## RECORDS PROVIDED
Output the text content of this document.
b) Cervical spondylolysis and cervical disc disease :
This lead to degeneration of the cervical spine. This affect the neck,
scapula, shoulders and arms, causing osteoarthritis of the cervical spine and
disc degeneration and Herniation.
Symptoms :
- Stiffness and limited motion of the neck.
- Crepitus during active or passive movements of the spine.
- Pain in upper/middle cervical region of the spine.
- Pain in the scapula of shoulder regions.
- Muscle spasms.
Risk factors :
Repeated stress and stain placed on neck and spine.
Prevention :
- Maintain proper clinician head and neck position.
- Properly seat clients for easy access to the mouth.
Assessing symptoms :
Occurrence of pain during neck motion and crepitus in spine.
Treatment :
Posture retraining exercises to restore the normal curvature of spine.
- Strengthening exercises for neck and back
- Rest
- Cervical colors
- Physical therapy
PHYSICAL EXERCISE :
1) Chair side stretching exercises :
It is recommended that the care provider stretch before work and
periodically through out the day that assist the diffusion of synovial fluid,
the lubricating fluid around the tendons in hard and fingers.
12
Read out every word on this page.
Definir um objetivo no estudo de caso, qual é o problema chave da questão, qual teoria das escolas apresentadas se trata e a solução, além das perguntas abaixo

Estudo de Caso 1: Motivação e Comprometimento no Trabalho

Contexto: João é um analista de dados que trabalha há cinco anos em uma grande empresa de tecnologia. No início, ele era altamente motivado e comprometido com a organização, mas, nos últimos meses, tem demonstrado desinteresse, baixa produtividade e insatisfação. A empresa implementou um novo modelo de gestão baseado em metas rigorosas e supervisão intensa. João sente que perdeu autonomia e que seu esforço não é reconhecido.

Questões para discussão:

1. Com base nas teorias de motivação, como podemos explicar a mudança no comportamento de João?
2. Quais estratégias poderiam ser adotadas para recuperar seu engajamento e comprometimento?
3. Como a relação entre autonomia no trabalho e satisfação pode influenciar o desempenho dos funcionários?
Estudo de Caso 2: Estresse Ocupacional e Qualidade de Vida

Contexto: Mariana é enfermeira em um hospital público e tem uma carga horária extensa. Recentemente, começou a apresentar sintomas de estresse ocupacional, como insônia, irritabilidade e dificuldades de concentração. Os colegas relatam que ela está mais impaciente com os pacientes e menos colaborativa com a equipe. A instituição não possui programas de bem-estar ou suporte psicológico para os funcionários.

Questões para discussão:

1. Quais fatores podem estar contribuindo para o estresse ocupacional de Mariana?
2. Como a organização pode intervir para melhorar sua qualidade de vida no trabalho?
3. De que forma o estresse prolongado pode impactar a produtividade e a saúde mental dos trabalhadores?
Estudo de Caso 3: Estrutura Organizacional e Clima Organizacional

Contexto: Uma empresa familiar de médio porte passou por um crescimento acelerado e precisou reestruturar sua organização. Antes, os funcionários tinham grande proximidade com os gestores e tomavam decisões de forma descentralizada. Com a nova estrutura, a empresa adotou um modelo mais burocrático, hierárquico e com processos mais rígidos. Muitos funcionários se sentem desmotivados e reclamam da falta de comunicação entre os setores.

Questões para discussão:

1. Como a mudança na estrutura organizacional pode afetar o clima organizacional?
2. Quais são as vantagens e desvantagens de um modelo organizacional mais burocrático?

## JOB
Gather every line from the listing above in which the word "Contexto" appears.

## THE COMPLETED TASK
Contexto: João é um analista de dados que trabalha há cinco anos em uma grande empresa de tecnologia. No início, ele era altamente motivado e comprometido com a organização, mas, nos últimos meses, tem demonstrado desinteresse, baixa produtividade e insatisfação. A empresa implementou um novo modelo de gestão baseado em metas rigorosas e supervisão intensa. João sente que perdeu autonomia e que seu esforço não é reconhecido.
Contexto: Mariana é enfermeira em um hospital público e tem uma carga horária extensa. Recentemente, começou a apresentar sintomas de estresse ocupacional, como insônia, irritabilidade e dificuldades de concentração. Os colegas relatam que ela está mais impaciente com os pacientes e menos colaborativa com a equipe. A instituição não possui programas de bem-estar ou suporte psicológico para os funcionários.
Contexto: Uma empresa familiar de médio porte passou por um crescimento acelerado e precisou reestruturar sua organização. Antes, os funcionários tinham grande proximidade com os gestores e tomavam decisões de forma descentralizada. Com a nova estrutura, a empresa adotou um modelo mais burocrático, hierárquico e com processos mais rígidos. Muitos funcionários se sentem desmotivados e reclamam da falta de comunicação entre os setores.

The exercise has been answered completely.